**What you are asked to do:**
Write out all of the records precisely. Skip anything that is a picture.
— start Data to process —
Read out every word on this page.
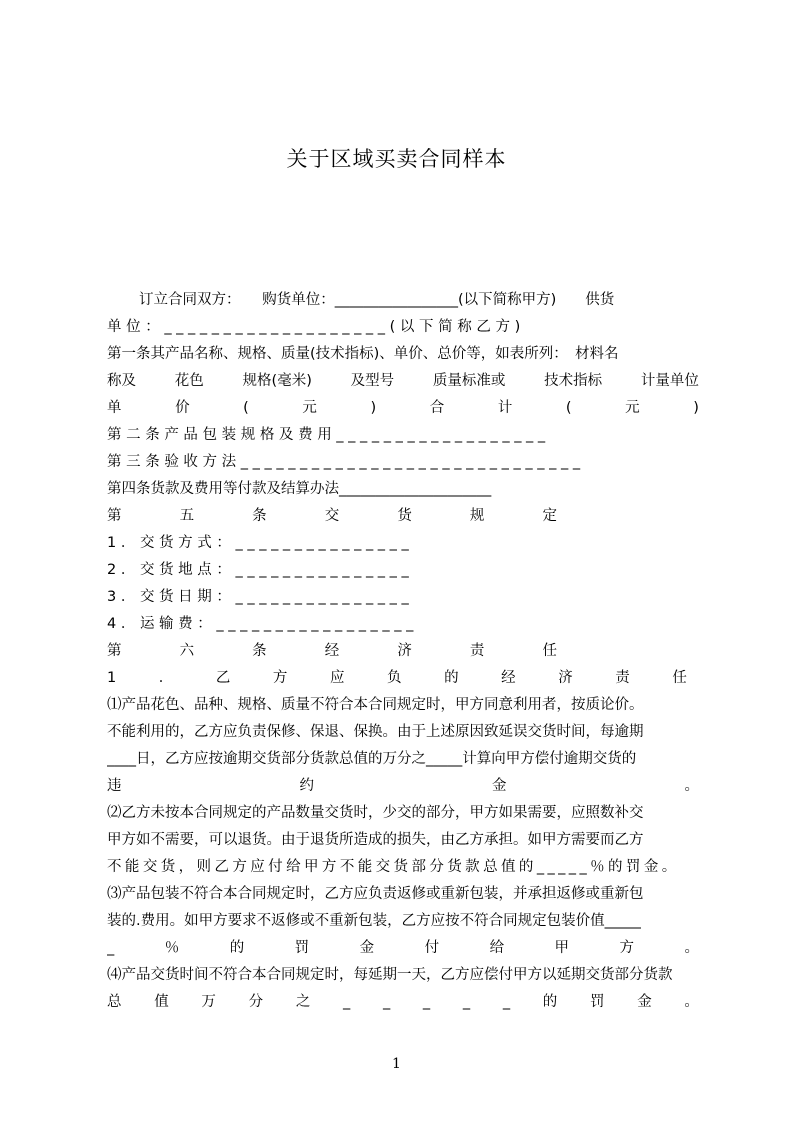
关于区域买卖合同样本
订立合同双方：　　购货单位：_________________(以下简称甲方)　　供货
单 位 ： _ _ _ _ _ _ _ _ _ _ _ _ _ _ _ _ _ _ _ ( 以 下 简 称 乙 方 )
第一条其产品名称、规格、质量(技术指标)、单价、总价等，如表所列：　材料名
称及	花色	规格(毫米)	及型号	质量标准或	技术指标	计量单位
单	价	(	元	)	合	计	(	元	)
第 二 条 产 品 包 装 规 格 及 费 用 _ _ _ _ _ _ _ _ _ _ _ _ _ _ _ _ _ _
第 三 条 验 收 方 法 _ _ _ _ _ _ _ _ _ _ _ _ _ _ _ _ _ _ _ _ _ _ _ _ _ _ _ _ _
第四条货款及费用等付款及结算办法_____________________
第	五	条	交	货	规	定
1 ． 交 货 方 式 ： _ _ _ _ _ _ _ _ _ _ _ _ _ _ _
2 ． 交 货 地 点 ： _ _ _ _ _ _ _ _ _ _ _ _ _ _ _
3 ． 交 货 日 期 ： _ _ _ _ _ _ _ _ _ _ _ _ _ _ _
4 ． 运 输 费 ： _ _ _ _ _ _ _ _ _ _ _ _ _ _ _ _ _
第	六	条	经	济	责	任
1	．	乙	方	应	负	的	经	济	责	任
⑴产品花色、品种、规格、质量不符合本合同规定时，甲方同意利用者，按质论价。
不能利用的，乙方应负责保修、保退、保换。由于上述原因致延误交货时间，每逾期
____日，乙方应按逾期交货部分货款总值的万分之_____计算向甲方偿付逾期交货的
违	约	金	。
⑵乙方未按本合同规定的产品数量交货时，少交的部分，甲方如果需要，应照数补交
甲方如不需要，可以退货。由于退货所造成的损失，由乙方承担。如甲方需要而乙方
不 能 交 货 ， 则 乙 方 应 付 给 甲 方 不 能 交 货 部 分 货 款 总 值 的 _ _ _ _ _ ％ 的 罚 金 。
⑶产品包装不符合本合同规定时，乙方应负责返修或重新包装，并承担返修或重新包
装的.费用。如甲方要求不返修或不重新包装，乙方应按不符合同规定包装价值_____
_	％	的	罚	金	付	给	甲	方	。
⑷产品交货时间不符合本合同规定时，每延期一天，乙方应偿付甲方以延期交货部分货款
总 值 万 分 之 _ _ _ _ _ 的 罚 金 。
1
— end Data to process —
**Written solution:**
Read out every word on this page.
关于区域买卖合同样本
订立合同双方：　　购货单位：_________________(以下简称甲方)　　供货
单 位 ： _ _ _ _ _ _ _ _ _ _ _ _ _ _ _ _ _ _ _ ( 以 下 简 称 乙 方 )
第一条其产品名称、规格、质量(技术指标)、单价、总价等，如表所列：　材料名
称及	花色	规格(毫米)	及型号	质量标准或	技术指标	计量单位
单	价	(	元	)	合	计	(	元	)
第 二 条 产 品 包 装 规 格 及 费 用 _ _ _ _ _ _ _ _ _ _ _ _ _ _ _ _ _ _
第 三 条 验 收 方 法 _ _ _ _ _ _ _ _ _ _ _ _ _ _ _ _ _ _ _ _ _ _ _ _ _ _ _ _ _
第四条货款及费用等付款及结算办法_____________________
第	五	条	交	货	规	定
1 ． 交 货 方 式 ： _ _ _ _ _ _ _ _ _ _ _ _ _ _ _
2 ． 交 货 地 点 ： _ _ _ _ _ _ _ _ _ _ _ _ _ _ _
3 ． 交 货 日 期 ： _ _ _ _ _ _ _ _ _ _ _ _ _ _ _
4 ． 运 输 费 ： _ _ _ _ _ _ _ _ _ _ _ _ _ _ _ _ _
第	六	条	经	济	责	任
1	．	乙	方	应	负	的	经	济	责	任
⑴产品花色、品种、规格、质量不符合本合同规定时，甲方同意利用者，按质论价。
不能利用的，乙方应负责保修、保退、保换。由于上述原因致延误交货时间，每逾期
____日，乙方应按逾期交货部分货款总值的万分之_____计算向甲方偿付逾期交货的
违	约	金	。
⑵乙方未按本合同规定的产品数量交货时，少交的部分，甲方如果需要，应照数补交
甲方如不需要，可以退货。由于退货所造成的损失，由乙方承担。如甲方需要而乙方
不 能 交 货 ， 则 乙 方 应 付 给 甲 方 不 能 交 货 部 分 货 款 总 值 的 _ _ _ _ _ ％ 的 罚 金 。
⑶产品包装不符合本合同规定时，乙方应负责返修或重新包装，并承担返修或重新包
装的.费用。如甲方要求不返修或不重新包装，乙方应按不符合同规定包装价值_____
_	％	的	罚	金	付	给	甲	方	。
⑷产品交货时间不符合本合同规定时，每延期一天，乙方应偿付甲方以延期交货部分货款
总 值 万 分 之 _ _ _ _ _ 的 罚 金 。
1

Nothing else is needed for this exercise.